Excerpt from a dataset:
================================

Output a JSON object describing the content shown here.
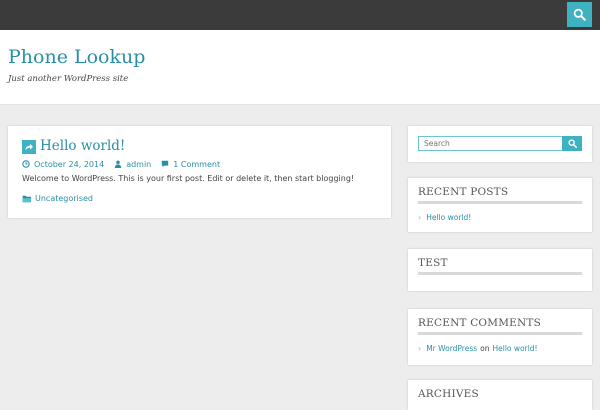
{
  "site": {
    "title": "Phone Lookup",
    "description": "Just another WordPress site"
  },
  "post": {
    "title": "Hello world!",
    "date": "October 24, 2014",
    "author": "admin",
    "comments": "1 Comment",
    "excerpt": "Welcome to WordPress. This is your first post. Edit or delete it, then start blogging!",
    "category": "Uncategorised"
  },
  "sidebar": {
    "search_placeholder": "Search",
    "recent_posts": {
      "title": "RECENT POSTS",
      "items": [
        "Hello world!"
      ]
    },
    "test": {
      "title": "TEST"
    },
    "recent_comments": {
      "title": "RECENT COMMENTS",
      "items": [
        {
          "author": "Mr WordPress",
          "connector": "on",
          "post": "Hello world!"
        }
      ]
    },
    "archives": {
      "title": "ARCHIVES"
    }
  },
  "colors": {
    "accent": "#3eb2c1",
    "link": "#2a8fa6",
    "topbar": "#3b3b3b",
    "background": "#ededed"
  },
  "icons": {
    "top_search": "search-icon",
    "post_format": "share-arrow-icon",
    "date": "clock-icon",
    "author": "user-icon",
    "comments": "comment-icon",
    "category": "folder-icon",
    "list_bullet": "chevron-right-icon"
  }
}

================================

What is being asked:
Write out each entry exactly as given, but skip the pictures.

Expected answer:
Output a JSON object describing the content shown here.
{
  "site": {
    "title": "Phone Lookup",
    "description": "Just another WordPress site"
  },
  "post": {
    "title": "Hello world!",
    "date": "October 24, 2014",
    "author": "admin",
    "comments": "1 Comment",
    "excerpt": "Welcome to WordPress. This is your first post. Edit or delete it, then start blogging!",
    "category": "Uncategorised"
  },
  "sidebar": {
    "search_placeholder": "Search",
    "recent_posts": {
      "title": "RECENT POSTS",
      "items": [
        "Hello world!"
      ]
    },
    "test": {
      "title": "TEST"
    },
    "recent_comments": {
      "title": "RECENT COMMENTS",
      "items": [
        {
          "author": "Mr WordPress",
          "connector": "on",
          "post": "Hello world!"
        }
      ]
    },
    "archives": {
      "title": "ARCHIVES"
    }
  },
  "colors": {
    "accent": "#3eb2c1",
    "link": "#2a8fa6",
    "topbar": "#3b3b3b",
    "background": "#ededed"
  },
  "icons": {
    "top_search": "search-icon",
    "post_format": "share-arrow-icon",
    "date": "clock-icon",
    "author": "user-icon",
    "comments": "comment-icon",
    "category": "folder-icon",
    "list_bullet": "chevron-right-icon"
  }
}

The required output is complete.